### Input records
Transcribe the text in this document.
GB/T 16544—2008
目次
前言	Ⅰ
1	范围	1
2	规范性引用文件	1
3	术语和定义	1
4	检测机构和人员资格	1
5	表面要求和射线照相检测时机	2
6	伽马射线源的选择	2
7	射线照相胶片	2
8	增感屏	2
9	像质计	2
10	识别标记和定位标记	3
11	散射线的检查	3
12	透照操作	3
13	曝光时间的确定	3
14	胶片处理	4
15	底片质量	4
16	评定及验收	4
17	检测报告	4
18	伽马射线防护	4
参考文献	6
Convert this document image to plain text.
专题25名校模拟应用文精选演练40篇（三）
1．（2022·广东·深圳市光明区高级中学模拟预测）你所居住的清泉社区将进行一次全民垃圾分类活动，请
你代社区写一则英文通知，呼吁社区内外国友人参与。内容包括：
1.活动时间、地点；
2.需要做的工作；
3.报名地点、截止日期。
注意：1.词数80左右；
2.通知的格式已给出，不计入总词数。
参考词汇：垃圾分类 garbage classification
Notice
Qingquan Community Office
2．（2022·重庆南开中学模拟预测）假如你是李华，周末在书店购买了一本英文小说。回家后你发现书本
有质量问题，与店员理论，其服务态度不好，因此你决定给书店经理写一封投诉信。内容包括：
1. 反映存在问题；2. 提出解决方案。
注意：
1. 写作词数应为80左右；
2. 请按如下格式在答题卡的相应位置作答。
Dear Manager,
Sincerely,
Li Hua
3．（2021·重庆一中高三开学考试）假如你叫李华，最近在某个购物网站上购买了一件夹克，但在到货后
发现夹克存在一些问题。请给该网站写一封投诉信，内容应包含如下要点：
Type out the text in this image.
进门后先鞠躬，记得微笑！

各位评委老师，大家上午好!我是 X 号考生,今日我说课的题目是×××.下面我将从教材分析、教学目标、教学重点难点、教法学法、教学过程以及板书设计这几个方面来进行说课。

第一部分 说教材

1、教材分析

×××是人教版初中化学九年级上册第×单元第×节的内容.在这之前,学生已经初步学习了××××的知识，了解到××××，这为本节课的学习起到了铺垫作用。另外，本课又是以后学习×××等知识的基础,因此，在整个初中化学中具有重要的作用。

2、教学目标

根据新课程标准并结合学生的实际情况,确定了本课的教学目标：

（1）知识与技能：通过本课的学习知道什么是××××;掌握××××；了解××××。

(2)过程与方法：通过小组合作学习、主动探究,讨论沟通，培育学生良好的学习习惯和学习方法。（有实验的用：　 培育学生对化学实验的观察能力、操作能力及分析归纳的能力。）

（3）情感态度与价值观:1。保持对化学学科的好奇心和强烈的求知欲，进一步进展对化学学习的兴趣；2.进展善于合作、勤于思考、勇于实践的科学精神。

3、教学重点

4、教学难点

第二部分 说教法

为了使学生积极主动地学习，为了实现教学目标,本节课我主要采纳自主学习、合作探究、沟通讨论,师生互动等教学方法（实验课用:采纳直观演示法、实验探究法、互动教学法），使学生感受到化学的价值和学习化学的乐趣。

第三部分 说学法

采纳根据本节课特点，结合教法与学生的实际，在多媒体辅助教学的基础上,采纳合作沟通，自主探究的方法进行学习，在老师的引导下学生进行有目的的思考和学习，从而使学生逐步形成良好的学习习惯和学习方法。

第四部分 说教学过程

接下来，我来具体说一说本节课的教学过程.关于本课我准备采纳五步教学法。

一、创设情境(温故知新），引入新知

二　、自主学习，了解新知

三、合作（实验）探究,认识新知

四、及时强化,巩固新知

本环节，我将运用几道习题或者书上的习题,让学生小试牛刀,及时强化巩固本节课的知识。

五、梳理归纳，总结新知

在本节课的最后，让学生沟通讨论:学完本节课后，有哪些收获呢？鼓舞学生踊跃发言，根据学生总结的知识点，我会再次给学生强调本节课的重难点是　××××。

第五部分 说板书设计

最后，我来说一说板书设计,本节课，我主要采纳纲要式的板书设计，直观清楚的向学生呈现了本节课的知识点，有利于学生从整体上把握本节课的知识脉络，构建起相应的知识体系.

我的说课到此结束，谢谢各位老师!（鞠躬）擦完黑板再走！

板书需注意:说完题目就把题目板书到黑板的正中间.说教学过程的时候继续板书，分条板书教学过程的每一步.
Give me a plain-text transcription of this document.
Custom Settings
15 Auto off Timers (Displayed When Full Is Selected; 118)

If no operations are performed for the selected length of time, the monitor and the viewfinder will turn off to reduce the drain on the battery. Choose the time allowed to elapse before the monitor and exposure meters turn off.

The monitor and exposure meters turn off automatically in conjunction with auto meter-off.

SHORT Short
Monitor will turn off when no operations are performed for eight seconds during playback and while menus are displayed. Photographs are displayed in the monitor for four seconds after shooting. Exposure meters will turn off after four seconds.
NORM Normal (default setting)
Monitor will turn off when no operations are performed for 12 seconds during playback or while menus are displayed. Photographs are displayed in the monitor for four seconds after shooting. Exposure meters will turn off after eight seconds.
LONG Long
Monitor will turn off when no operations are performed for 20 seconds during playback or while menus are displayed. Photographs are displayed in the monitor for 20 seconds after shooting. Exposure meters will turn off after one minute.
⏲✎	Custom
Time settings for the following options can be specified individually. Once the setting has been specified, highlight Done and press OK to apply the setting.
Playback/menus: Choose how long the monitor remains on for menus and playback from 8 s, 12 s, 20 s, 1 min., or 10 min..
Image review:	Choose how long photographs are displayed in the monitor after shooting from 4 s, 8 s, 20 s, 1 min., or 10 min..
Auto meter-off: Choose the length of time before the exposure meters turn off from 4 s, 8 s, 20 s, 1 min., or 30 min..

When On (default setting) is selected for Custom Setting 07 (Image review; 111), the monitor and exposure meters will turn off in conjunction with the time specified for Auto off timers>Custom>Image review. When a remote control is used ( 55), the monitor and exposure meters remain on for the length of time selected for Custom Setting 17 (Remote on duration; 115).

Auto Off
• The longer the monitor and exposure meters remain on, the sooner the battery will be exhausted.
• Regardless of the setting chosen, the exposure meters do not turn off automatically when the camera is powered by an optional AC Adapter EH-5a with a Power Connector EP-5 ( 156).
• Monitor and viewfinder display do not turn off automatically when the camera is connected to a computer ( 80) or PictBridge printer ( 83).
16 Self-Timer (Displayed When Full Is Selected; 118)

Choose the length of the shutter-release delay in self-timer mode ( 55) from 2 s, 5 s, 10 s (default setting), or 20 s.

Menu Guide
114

### Given problem
Copy out all of the records shown above exactly.

### Expected output
Transcribe the text in this document.
GB/T 16544—2008
目次
前言	Ⅰ
1	范围	1
2	规范性引用文件	1
3	术语和定义	1
4	检测机构和人员资格	1
5	表面要求和射线照相检测时机	2
6	伽马射线源的选择	2
7	射线照相胶片	2
8	增感屏	2
9	像质计	2
10	识别标记和定位标记	3
11	散射线的检查	3
12	透照操作	3
13	曝光时间的确定	3
14	胶片处理	4
15	底片质量	4
16	评定及验收	4
17	检测报告	4
18	伽马射线防护	4
参考文献	6
Convert this document image to plain text.
专题25名校模拟应用文精选演练40篇（三）
1．（2022·广东·深圳市光明区高级中学模拟预测）你所居住的清泉社区将进行一次全民垃圾分类活动，请
你代社区写一则英文通知，呼吁社区内外国友人参与。内容包括：
1.活动时间、地点；
2.需要做的工作；
3.报名地点、截止日期。
注意：1.词数80左右；
2.通知的格式已给出，不计入总词数。
参考词汇：垃圾分类 garbage classification
Notice
Qingquan Community Office
2．（2022·重庆南开中学模拟预测）假如你是李华，周末在书店购买了一本英文小说。回家后你发现书本
有质量问题，与店员理论，其服务态度不好，因此你决定给书店经理写一封投诉信。内容包括：
1. 反映存在问题；2. 提出解决方案。
注意：
1. 写作词数应为80左右；
2. 请按如下格式在答题卡的相应位置作答。
Dear Manager,
Sincerely,
Li Hua
3．（2021·重庆一中高三开学考试）假如你叫李华，最近在某个购物网站上购买了一件夹克，但在到货后
发现夹克存在一些问题。请给该网站写一封投诉信，内容应包含如下要点：
Type out the text in this image.
进门后先鞠躬，记得微笑！

各位评委老师，大家上午好!我是 X 号考生,今日我说课的题目是×××.下面我将从教材分析、教学目标、教学重点难点、教法学法、教学过程以及板书设计这几个方面来进行说课。

第一部分 说教材

1、教材分析

×××是人教版初中化学九年级上册第×单元第×节的内容.在这之前,学生已经初步学习了××××的知识，了解到××××，这为本节课的学习起到了铺垫作用。另外，本课又是以后学习×××等知识的基础,因此，在整个初中化学中具有重要的作用。

2、教学目标

根据新课程标准并结合学生的实际情况,确定了本课的教学目标：

（1）知识与技能：通过本课的学习知道什么是××××;掌握××××；了解××××。

(2)过程与方法：通过小组合作学习、主动探究,讨论沟通，培育学生良好的学习习惯和学习方法。（有实验的用：　 培育学生对化学实验的观察能力、操作能力及分析归纳的能力。）

（3）情感态度与价值观:1。保持对化学学科的好奇心和强烈的求知欲，进一步进展对化学学习的兴趣；2.进展善于合作、勤于思考、勇于实践的科学精神。

3、教学重点

4、教学难点

第二部分 说教法

为了使学生积极主动地学习，为了实现教学目标,本节课我主要采纳自主学习、合作探究、沟通讨论,师生互动等教学方法（实验课用:采纳直观演示法、实验探究法、互动教学法），使学生感受到化学的价值和学习化学的乐趣。

第三部分 说学法

采纳根据本节课特点，结合教法与学生的实际，在多媒体辅助教学的基础上,采纳合作沟通，自主探究的方法进行学习，在老师的引导下学生进行有目的的思考和学习，从而使学生逐步形成良好的学习习惯和学习方法。

第四部分 说教学过程

接下来，我来具体说一说本节课的教学过程.关于本课我准备采纳五步教学法。

一、创设情境(温故知新），引入新知

二　、自主学习，了解新知

三、合作（实验）探究,认识新知

四、及时强化,巩固新知

本环节，我将运用几道习题或者书上的习题,让学生小试牛刀,及时强化巩固本节课的知识。

五、梳理归纳，总结新知

在本节课的最后，让学生沟通讨论:学完本节课后，有哪些收获呢？鼓舞学生踊跃发言，根据学生总结的知识点，我会再次给学生强调本节课的重难点是　××××。

第五部分 说板书设计

最后，我来说一说板书设计,本节课，我主要采纳纲要式的板书设计，直观清楚的向学生呈现了本节课的知识点，有利于学生从整体上把握本节课的知识脉络，构建起相应的知识体系.

我的说课到此结束，谢谢各位老师!（鞠躬）擦完黑板再走！

板书需注意:说完题目就把题目板书到黑板的正中间.说教学过程的时候继续板书，分条板书教学过程的每一步.
Give me a plain-text transcription of this document.
Custom Settings
15 Auto off Timers (Displayed When Full Is Selected; 118)

If no operations are performed for the selected length of time, the monitor and the viewfinder will turn off to reduce the drain on the battery. Choose the time allowed to elapse before the monitor and exposure meters turn off.

The monitor and exposure meters turn off automatically in conjunction with auto meter-off.

SHORT Short
Monitor will turn off when no operations are performed for eight seconds during playback and while menus are displayed. Photographs are displayed in the monitor for four seconds after shooting. Exposure meters will turn off after four seconds.
NORM Normal (default setting)
Monitor will turn off when no operations are performed for 12 seconds during playback or while menus are displayed. Photographs are displayed in the monitor for four seconds after shooting. Exposure meters will turn off after eight seconds.
LONG Long
Monitor will turn off when no operations are performed for 20 seconds during playback or while menus are displayed. Photographs are displayed in the monitor for 20 seconds after shooting. Exposure meters will turn off after one minute.
⏲✎	Custom
Time settings for the following options can be specified individually. Once the setting has been specified, highlight Done and press OK to apply the setting.
Playback/menus: Choose how long the monitor remains on for menus and playback from 8 s, 12 s, 20 s, 1 min., or 10 min..
Image review:	Choose how long photographs are displayed in the monitor after shooting from 4 s, 8 s, 20 s, 1 min., or 10 min..
Auto meter-off: Choose the length of time before the exposure meters turn off from 4 s, 8 s, 20 s, 1 min., or 30 min..

When On (default setting) is selected for Custom Setting 07 (Image review; 111), the monitor and exposure meters will turn off in conjunction with the time specified for Auto off timers>Custom>Image review. When a remote control is used ( 55), the monitor and exposure meters remain on for the length of time selected for Custom Setting 17 (Remote on duration; 115).

Auto Off
• The longer the monitor and exposure meters remain on, the sooner the battery will be exhausted.
• Regardless of the setting chosen, the exposure meters do not turn off automatically when the camera is powered by an optional AC Adapter EH-5a with a Power Connector EP-5 ( 156).
• Monitor and viewfinder display do not turn off automatically when the camera is connected to a computer ( 80) or PictBridge printer ( 83).
16 Self-Timer (Displayed When Full Is Selected; 118)

Choose the length of the shutter-release delay in self-timer mode ( 55) from 2 s, 5 s, 10 s (default setting), or 20 s.

Menu Guide
114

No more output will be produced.